* _Aim_
Write out the entire listing below exactly, with the pictures left out.

---

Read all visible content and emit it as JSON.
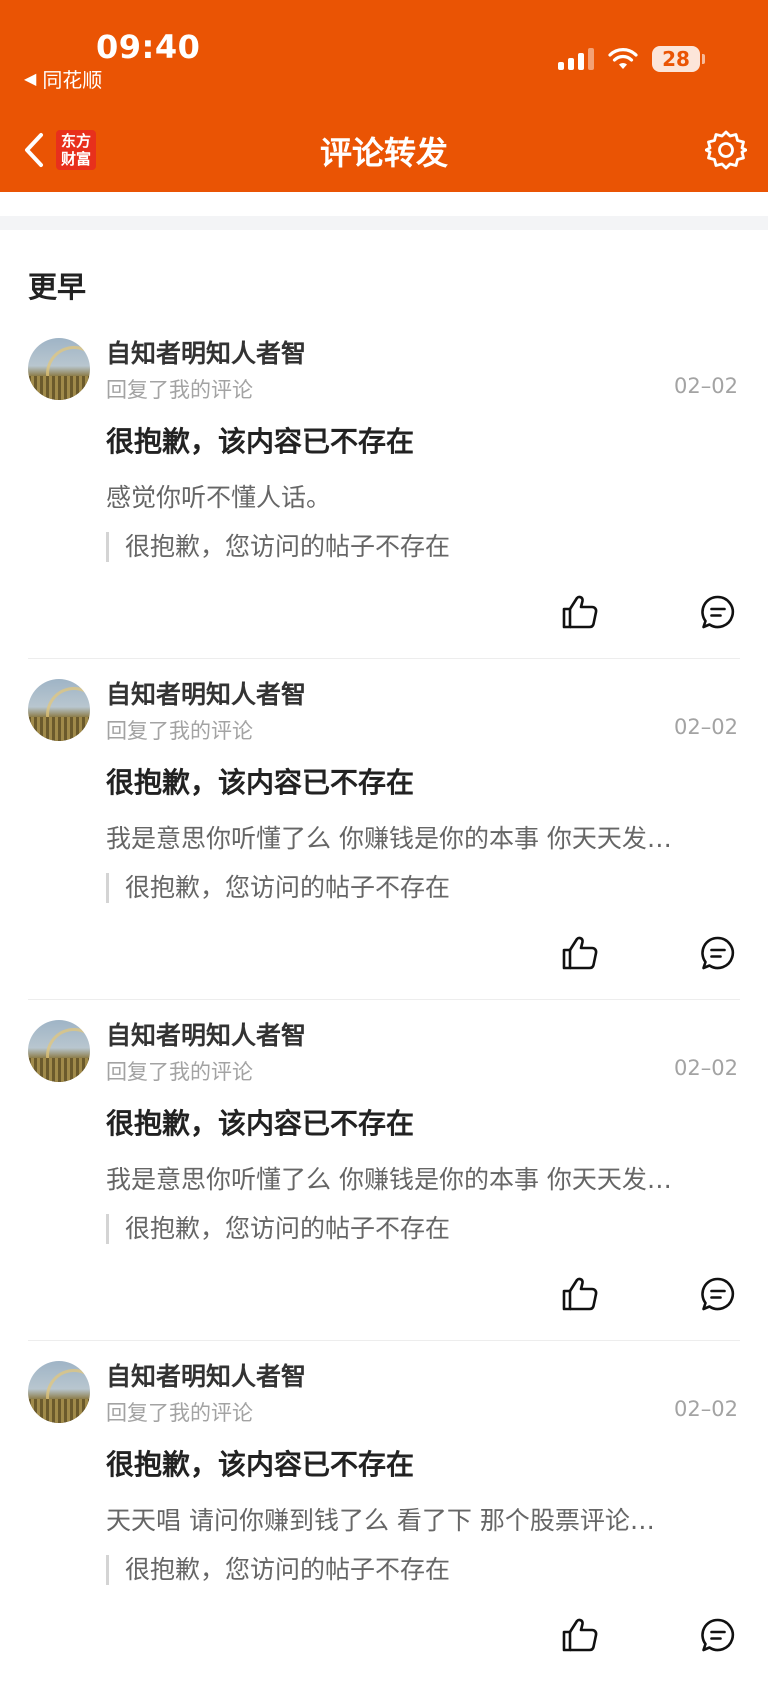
{
  "status_bar": {
    "time": "09:40",
    "back_app": "同花顺",
    "battery": "28"
  },
  "nav": {
    "logo_line1": "东方",
    "logo_line2": "财富",
    "title": "评论转发"
  },
  "section_title": "更早",
  "items": [
    {
      "username": "自知者明知人者智",
      "action": "回复了我的评论",
      "date": "02–02",
      "headline": "很抱歉，该内容已不存在",
      "content": "感觉你听不懂人话。",
      "quote": "很抱歉，您访问的帖子不存在"
    },
    {
      "username": "自知者明知人者智",
      "action": "回复了我的评论",
      "date": "02–02",
      "headline": "很抱歉，该内容已不存在",
      "content": "我是意思你听懂了么  你赚钱是你的本事  你天天发…",
      "quote": "很抱歉，您访问的帖子不存在"
    },
    {
      "username": "自知者明知人者智",
      "action": "回复了我的评论",
      "date": "02–02",
      "headline": "很抱歉，该内容已不存在",
      "content": "我是意思你听懂了么  你赚钱是你的本事  你天天发…",
      "quote": "很抱歉，您访问的帖子不存在"
    },
    {
      "username": "自知者明知人者智",
      "action": "回复了我的评论",
      "date": "02–02",
      "headline": "很抱歉，该内容已不存在",
      "content": "天天唱   请问你赚到钱了么  看了下 那个股票评论…",
      "quote": "很抱歉，您访问的帖子不存在"
    }
  ],
  "icons": {
    "back": "chevron-left-icon",
    "settings": "gear-icon",
    "like": "thumbs-up-icon",
    "reply": "comment-bubble-icon"
  },
  "colors": {
    "brand": "#ea5404",
    "logo": "#e8301c"
  }
}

---

* _Answer for the task_
Read all visible content and emit it as JSON.
{
  "status_bar": {
    "time": "09:40",
    "back_app": "同花顺",
    "battery": "28"
  },
  "nav": {
    "logo_line1": "东方",
    "logo_line2": "财富",
    "title": "评论转发"
  },
  "section_title": "更早",
  "items": [
    {
      "username": "自知者明知人者智",
      "action": "回复了我的评论",
      "date": "02–02",
      "headline": "很抱歉，该内容已不存在",
      "content": "感觉你听不懂人话。",
      "quote": "很抱歉，您访问的帖子不存在"
    },
    {
      "username": "自知者明知人者智",
      "action": "回复了我的评论",
      "date": "02–02",
      "headline": "很抱歉，该内容已不存在",
      "content": "我是意思你听懂了么  你赚钱是你的本事  你天天发…",
      "quote": "很抱歉，您访问的帖子不存在"
    },
    {
      "username": "自知者明知人者智",
      "action": "回复了我的评论",
      "date": "02–02",
      "headline": "很抱歉，该内容已不存在",
      "content": "我是意思你听懂了么  你赚钱是你的本事  你天天发…",
      "quote": "很抱歉，您访问的帖子不存在"
    },
    {
      "username": "自知者明知人者智",
      "action": "回复了我的评论",
      "date": "02–02",
      "headline": "很抱歉，该内容已不存在",
      "content": "天天唱   请问你赚到钱了么  看了下 那个股票评论…",
      "quote": "很抱歉，您访问的帖子不存在"
    }
  ],
  "icons": {
    "back": "chevron-left-icon",
    "settings": "gear-icon",
    "like": "thumbs-up-icon",
    "reply": "comment-bubble-icon"
  },
  "colors": {
    "brand": "#ea5404",
    "logo": "#e8301c"
  }
}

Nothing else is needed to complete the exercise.